> _Source records_
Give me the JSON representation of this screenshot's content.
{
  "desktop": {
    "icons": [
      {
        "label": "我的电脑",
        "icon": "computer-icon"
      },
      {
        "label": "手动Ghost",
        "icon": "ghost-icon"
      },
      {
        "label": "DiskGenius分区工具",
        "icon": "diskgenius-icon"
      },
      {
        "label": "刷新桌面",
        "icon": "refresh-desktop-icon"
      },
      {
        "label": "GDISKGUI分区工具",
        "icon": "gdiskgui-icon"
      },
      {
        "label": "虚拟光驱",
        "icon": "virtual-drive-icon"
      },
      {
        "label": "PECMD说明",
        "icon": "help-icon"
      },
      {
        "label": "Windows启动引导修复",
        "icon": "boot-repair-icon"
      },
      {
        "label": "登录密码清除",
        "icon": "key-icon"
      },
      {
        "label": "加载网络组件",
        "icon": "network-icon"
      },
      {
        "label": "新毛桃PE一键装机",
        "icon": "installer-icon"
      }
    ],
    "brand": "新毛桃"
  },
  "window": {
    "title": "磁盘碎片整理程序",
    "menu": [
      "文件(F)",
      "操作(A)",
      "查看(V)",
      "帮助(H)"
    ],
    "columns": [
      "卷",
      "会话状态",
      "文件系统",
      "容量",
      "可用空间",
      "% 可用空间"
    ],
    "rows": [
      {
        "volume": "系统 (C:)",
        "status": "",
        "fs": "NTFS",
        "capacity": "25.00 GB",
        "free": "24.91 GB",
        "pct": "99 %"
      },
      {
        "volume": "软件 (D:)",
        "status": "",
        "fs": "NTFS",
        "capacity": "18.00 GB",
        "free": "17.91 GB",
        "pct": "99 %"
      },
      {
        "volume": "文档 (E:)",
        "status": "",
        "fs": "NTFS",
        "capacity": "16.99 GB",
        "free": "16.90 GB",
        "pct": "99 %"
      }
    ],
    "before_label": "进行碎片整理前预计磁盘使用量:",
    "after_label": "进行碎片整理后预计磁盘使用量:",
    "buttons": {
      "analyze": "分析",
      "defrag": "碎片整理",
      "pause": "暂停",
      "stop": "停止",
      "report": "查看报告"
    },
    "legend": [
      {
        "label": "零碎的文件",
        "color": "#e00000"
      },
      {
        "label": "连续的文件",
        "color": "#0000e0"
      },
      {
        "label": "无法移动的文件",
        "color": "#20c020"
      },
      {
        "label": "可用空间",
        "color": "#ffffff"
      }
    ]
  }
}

> _Description of the task_
Copy out every line holding the string "free".

> _Answer below_
        "free": "24.91 GB",
        "free": "17.91 GB",
        "free": "16.90 GB",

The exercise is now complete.